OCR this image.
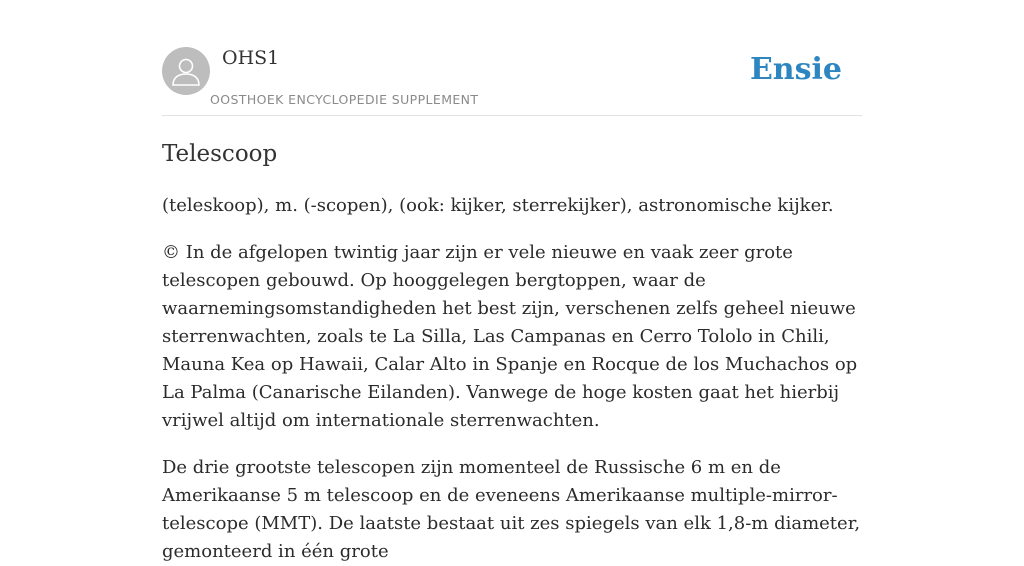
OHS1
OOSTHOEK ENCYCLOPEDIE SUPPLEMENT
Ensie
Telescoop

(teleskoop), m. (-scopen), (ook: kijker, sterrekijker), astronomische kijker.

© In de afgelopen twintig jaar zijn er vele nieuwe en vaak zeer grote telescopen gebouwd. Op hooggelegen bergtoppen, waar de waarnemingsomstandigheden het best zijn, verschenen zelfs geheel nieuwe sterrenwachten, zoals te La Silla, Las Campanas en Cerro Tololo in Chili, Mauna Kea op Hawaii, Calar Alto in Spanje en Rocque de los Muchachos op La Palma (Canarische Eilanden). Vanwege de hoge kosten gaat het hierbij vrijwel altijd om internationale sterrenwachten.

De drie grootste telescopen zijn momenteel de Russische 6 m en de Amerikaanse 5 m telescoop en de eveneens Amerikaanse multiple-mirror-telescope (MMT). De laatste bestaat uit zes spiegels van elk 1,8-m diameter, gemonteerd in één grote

_Required work_.
Leave out the pictures and print each record exactly as it stands.

_Full solution_.
OCR this image.
OHS1
OOSTHOEK ENCYCLOPEDIE SUPPLEMENT
Ensie
Telescoop

(teleskoop), m. (-scopen), (ook: kijker, sterrekijker), astronomische kijker.

© In de afgelopen twintig jaar zijn er vele nieuwe en vaak zeer grote telescopen gebouwd. Op hooggelegen bergtoppen, waar de waarnemingsomstandigheden het best zijn, verschenen zelfs geheel nieuwe sterrenwachten, zoals te La Silla, Las Campanas en Cerro Tololo in Chili, Mauna Kea op Hawaii, Calar Alto in Spanje en Rocque de los Muchachos op La Palma (Canarische Eilanden). Vanwege de hoge kosten gaat het hierbij vrijwel altijd om internationale sterrenwachten.

De drie grootste telescopen zijn momenteel de Russische 6 m en de Amerikaanse 5 m telescoop en de eveneens Amerikaanse multiple-mirror-telescope (MMT). De laatste bestaat uit zes spiegels van elk 1,8-m diameter, gemonteerd in één grote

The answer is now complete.